**Written instruction:**
Every entry needs to be printed exactly, please.

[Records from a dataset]
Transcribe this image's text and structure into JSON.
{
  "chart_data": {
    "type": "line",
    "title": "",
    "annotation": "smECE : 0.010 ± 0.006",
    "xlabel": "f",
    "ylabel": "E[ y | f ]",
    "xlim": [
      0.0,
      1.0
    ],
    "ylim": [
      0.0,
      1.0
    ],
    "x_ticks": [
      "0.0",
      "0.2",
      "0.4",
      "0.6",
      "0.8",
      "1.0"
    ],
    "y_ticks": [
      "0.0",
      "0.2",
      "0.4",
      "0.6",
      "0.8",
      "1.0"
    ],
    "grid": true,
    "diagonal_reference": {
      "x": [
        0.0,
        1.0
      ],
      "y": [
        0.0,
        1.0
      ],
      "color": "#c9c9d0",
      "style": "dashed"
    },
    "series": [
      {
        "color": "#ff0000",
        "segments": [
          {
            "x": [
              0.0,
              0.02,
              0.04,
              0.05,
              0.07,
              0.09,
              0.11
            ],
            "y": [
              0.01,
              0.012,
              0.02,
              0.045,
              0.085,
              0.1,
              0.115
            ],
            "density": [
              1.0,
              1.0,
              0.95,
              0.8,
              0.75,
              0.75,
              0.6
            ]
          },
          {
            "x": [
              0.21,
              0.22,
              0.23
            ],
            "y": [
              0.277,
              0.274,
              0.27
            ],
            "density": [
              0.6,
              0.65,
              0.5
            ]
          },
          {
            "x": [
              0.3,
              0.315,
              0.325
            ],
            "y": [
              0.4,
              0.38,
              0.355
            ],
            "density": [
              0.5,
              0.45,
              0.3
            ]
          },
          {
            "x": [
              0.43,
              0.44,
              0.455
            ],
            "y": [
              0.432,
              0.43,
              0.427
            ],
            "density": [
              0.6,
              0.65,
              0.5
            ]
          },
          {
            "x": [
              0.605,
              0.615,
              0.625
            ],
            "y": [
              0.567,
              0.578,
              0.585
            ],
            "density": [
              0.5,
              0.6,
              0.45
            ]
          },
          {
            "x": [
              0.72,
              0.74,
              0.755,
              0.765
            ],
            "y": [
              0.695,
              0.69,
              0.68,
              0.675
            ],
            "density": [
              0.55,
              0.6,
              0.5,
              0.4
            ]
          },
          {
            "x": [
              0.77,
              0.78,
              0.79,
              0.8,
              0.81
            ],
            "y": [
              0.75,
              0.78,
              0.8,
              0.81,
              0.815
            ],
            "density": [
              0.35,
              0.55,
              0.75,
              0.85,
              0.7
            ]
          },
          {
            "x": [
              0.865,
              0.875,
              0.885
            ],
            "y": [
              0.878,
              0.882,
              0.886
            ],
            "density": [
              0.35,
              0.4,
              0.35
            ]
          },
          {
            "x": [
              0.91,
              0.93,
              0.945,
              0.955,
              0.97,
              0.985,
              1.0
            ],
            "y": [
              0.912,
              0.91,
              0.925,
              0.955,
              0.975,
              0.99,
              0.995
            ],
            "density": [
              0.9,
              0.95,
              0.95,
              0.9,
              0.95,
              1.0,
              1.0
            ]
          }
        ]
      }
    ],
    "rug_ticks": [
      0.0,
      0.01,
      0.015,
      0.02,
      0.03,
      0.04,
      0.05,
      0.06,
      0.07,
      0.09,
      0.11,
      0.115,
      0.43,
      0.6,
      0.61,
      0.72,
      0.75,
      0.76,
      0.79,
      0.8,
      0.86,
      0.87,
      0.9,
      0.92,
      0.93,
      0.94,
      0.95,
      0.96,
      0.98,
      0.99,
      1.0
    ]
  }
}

**Complete answer:**
Transcribe this image's text and structure into JSON.
{
  "chart_data": {
    "type": "line",
    "title": "",
    "annotation": "smECE : 0.010 ± 0.006",
    "xlabel": "f",
    "ylabel": "E[ y | f ]",
    "xlim": [
      0.0,
      1.0
    ],
    "ylim": [
      0.0,
      1.0
    ],
    "x_ticks": [
      "0.0",
      "0.2",
      "0.4",
      "0.6",
      "0.8",
      "1.0"
    ],
    "y_ticks": [
      "0.0",
      "0.2",
      "0.4",
      "0.6",
      "0.8",
      "1.0"
    ],
    "grid": true,
    "diagonal_reference": {
      "x": [
        0.0,
        1.0
      ],
      "y": [
        0.0,
        1.0
      ],
      "color": "#c9c9d0",
      "style": "dashed"
    },
    "series": [
      {
        "color": "#ff0000",
        "segments": [
          {
            "x": [
              0.0,
              0.02,
              0.04,
              0.05,
              0.07,
              0.09,
              0.11
            ],
            "y": [
              0.01,
              0.012,
              0.02,
              0.045,
              0.085,
              0.1,
              0.115
            ],
            "density": [
              1.0,
              1.0,
              0.95,
              0.8,
              0.75,
              0.75,
              0.6
            ]
          },
          {
            "x": [
              0.21,
              0.22,
              0.23
            ],
            "y": [
              0.277,
              0.274,
              0.27
            ],
            "density": [
              0.6,
              0.65,
              0.5
            ]
          },
          {
            "x": [
              0.3,
              0.315,
              0.325
            ],
            "y": [
              0.4,
              0.38,
              0.355
            ],
            "density": [
              0.5,
              0.45,
              0.3
            ]
          },
          {
            "x": [
              0.43,
              0.44,
              0.455
            ],
            "y": [
              0.432,
              0.43,
              0.427
            ],
            "density": [
              0.6,
              0.65,
              0.5
            ]
          },
          {
            "x": [
              0.605,
              0.615,
              0.625
            ],
            "y": [
              0.567,
              0.578,
              0.585
            ],
            "density": [
              0.5,
              0.6,
              0.45
            ]
          },
          {
            "x": [
              0.72,
              0.74,
              0.755,
              0.765
            ],
            "y": [
              0.695,
              0.69,
              0.68,
              0.675
            ],
            "density": [
              0.55,
              0.6,
              0.5,
              0.4
            ]
          },
          {
            "x": [
              0.77,
              0.78,
              0.79,
              0.8,
              0.81
            ],
            "y": [
              0.75,
              0.78,
              0.8,
              0.81,
              0.815
            ],
            "density": [
              0.35,
              0.55,
              0.75,
              0.85,
              0.7
            ]
          },
          {
            "x": [
              0.865,
              0.875,
              0.885
            ],
            "y": [
              0.878,
              0.882,
              0.886
            ],
            "density": [
              0.35,
              0.4,
              0.35
            ]
          },
          {
            "x": [
              0.91,
              0.93,
              0.945,
              0.955,
              0.97,
              0.985,
              1.0
            ],
            "y": [
              0.912,
              0.91,
              0.925,
              0.955,
              0.975,
              0.99,
              0.995
            ],
            "density": [
              0.9,
              0.95,
              0.95,
              0.9,
              0.95,
              1.0,
              1.0
            ]
          }
        ]
      }
    ],
    "rug_ticks": [
      0.0,
      0.01,
      0.015,
      0.02,
      0.03,
      0.04,
      0.05,
      0.06,
      0.07,
      0.09,
      0.11,
      0.115,
      0.43,
      0.6,
      0.61,
      0.72,
      0.75,
      0.76,
      0.79,
      0.8,
      0.86,
      0.87,
      0.9,
      0.92,
      0.93,
      0.94,
      0.95,
      0.96,
      0.98,
      0.99,
      1.0
    ]
  }
}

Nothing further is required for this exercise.